**Task directions:**
From the entries below, list each line with "paralelogramului".

(Dataset entries)
_____
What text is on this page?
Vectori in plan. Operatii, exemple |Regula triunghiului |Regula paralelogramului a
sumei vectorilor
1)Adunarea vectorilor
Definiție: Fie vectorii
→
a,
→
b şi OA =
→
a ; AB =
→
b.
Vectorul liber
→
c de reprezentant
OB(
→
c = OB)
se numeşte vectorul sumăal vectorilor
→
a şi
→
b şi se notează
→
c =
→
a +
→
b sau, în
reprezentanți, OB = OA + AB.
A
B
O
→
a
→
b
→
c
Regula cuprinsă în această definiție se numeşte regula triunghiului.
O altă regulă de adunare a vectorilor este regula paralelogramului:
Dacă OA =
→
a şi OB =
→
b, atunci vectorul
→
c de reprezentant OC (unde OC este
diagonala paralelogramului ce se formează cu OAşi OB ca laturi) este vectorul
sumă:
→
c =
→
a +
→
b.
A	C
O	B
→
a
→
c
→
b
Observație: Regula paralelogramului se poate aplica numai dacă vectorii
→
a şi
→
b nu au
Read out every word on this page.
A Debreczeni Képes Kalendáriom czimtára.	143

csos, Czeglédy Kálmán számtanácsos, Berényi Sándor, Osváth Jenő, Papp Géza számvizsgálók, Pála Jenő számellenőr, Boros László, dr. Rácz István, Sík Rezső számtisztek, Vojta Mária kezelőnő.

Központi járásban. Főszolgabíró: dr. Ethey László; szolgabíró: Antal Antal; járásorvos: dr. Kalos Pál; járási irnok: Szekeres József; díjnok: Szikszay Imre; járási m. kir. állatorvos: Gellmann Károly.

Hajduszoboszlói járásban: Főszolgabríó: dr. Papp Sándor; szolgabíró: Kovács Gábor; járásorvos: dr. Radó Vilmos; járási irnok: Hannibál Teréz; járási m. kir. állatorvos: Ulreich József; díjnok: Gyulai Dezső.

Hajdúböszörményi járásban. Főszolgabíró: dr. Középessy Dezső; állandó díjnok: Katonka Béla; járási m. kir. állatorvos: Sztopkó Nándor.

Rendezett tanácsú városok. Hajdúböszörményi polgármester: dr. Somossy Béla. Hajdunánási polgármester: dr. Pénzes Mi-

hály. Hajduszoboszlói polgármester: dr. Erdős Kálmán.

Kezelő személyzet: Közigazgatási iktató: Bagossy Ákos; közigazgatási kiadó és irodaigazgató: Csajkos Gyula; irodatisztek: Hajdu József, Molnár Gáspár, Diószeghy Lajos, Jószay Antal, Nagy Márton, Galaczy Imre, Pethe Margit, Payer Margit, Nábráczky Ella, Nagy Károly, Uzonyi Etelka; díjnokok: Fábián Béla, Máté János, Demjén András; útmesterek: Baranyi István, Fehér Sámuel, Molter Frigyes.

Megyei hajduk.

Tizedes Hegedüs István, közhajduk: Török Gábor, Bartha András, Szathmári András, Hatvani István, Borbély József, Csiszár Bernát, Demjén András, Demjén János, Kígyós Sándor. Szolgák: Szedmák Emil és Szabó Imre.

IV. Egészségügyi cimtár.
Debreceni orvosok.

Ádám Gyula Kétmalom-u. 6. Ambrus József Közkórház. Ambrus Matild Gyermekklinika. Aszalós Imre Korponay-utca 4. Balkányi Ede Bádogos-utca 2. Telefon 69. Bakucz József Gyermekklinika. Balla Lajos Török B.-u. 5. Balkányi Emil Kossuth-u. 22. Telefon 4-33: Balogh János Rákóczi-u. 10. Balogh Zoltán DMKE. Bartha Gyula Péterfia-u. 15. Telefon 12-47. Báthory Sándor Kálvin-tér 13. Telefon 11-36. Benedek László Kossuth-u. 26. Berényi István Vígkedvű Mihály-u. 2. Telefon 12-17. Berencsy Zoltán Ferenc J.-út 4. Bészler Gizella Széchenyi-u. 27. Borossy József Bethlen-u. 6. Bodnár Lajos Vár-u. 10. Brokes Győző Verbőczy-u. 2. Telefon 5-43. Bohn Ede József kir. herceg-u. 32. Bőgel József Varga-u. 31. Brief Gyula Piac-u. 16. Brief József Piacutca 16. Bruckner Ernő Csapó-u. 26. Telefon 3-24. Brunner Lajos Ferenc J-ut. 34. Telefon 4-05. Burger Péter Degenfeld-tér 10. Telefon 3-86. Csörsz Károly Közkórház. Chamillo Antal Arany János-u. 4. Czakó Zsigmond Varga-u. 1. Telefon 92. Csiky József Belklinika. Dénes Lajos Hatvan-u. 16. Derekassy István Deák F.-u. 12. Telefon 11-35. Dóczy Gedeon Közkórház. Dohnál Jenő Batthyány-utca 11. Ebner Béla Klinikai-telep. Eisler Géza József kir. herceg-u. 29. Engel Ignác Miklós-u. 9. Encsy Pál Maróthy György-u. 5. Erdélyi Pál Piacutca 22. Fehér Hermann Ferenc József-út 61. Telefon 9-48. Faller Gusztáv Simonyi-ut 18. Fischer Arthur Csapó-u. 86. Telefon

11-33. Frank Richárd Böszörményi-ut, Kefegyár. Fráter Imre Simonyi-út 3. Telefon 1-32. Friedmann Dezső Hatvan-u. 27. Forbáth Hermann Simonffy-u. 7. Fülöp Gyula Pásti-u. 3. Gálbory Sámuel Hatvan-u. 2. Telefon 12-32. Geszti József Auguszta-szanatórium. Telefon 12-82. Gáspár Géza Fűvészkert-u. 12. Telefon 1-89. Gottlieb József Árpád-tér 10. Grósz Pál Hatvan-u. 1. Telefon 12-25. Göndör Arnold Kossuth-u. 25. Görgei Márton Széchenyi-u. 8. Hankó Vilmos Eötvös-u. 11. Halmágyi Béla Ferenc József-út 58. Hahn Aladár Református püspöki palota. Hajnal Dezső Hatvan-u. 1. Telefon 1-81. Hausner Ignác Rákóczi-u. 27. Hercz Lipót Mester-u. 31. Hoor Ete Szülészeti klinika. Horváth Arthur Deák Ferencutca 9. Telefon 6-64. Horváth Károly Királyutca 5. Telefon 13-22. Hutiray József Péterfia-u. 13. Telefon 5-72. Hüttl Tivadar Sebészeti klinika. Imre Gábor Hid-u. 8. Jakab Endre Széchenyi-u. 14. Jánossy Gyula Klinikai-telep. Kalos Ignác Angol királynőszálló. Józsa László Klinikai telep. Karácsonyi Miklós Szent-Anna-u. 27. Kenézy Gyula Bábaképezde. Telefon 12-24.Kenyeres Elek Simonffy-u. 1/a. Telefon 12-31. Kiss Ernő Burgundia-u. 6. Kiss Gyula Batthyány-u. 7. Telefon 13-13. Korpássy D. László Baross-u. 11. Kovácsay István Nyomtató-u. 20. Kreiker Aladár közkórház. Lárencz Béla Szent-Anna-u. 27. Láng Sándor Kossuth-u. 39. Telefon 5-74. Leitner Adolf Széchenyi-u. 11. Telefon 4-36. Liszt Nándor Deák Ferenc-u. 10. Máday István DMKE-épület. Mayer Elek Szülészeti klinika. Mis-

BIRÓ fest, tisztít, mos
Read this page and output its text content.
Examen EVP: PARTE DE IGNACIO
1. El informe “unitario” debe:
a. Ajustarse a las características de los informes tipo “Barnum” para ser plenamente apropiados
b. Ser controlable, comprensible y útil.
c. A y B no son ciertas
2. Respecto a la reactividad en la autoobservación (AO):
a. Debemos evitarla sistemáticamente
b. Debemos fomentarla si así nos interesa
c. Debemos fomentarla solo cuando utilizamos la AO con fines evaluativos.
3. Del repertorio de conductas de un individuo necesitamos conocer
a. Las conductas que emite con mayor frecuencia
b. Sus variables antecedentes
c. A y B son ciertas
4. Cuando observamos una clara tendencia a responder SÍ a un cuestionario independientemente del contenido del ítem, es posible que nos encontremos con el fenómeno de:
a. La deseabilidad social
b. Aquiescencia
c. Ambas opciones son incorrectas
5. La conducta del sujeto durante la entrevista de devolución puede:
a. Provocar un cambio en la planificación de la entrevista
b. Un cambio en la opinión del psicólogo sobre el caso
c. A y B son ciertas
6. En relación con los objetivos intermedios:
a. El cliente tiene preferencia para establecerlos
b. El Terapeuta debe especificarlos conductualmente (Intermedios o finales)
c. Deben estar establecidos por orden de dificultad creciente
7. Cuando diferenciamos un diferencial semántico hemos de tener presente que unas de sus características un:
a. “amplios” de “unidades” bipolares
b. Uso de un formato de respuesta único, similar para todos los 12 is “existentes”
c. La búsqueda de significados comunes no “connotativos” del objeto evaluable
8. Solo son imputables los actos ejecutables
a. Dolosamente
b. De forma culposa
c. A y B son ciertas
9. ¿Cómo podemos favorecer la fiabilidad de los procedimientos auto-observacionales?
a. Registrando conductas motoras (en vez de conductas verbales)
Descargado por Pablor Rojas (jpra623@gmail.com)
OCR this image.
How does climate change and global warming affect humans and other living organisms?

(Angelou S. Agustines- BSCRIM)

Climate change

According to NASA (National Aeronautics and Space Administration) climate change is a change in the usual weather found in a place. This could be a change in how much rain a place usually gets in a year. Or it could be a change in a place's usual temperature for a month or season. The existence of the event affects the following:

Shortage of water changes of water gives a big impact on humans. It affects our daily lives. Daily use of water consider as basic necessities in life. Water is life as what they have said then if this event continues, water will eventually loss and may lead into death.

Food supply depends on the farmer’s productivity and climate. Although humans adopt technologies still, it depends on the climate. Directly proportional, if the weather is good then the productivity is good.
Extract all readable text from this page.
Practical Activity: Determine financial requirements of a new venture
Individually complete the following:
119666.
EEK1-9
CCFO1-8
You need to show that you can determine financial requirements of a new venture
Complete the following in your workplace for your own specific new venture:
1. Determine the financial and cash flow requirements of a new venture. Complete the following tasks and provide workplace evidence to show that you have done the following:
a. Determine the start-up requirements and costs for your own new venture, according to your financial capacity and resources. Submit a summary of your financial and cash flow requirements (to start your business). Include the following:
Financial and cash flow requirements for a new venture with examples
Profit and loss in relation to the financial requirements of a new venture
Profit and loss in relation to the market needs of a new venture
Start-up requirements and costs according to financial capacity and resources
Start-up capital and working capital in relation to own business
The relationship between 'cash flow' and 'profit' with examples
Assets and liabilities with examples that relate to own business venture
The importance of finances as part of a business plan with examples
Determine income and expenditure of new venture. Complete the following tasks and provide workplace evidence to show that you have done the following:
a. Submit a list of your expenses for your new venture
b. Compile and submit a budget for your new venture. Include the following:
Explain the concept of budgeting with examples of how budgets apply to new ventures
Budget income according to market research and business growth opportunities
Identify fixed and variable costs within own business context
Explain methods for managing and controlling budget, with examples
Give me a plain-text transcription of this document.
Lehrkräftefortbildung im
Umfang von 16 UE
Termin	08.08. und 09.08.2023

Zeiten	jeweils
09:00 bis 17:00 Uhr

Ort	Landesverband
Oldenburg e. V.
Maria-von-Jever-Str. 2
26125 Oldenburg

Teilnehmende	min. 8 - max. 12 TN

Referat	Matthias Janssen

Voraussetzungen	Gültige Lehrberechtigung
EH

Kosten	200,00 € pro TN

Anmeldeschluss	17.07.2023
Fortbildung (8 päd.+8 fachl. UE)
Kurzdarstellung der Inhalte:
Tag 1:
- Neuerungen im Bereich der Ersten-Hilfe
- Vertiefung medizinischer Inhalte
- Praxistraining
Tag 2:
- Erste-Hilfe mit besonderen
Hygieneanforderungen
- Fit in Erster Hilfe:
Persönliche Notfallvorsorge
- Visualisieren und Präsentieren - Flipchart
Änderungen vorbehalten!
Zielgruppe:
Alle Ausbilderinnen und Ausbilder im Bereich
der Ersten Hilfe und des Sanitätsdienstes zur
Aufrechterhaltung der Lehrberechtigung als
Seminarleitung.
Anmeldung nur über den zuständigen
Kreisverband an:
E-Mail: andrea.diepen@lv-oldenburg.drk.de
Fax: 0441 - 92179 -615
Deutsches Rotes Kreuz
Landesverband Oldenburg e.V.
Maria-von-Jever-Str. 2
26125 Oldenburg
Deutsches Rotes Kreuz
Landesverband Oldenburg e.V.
_____
**Answer:**
Vectori in plan. Operatii, exemple |Regula triunghiului |Regula paralelogramului a
O altă regulă de adunare a vectorilor este regula paralelogramului:
diagonala paralelogramului ce se formează cu OAşi OB ca laturi) este vectorul
Observație: Regula paralelogramului se poate aplica numai dacă vectorii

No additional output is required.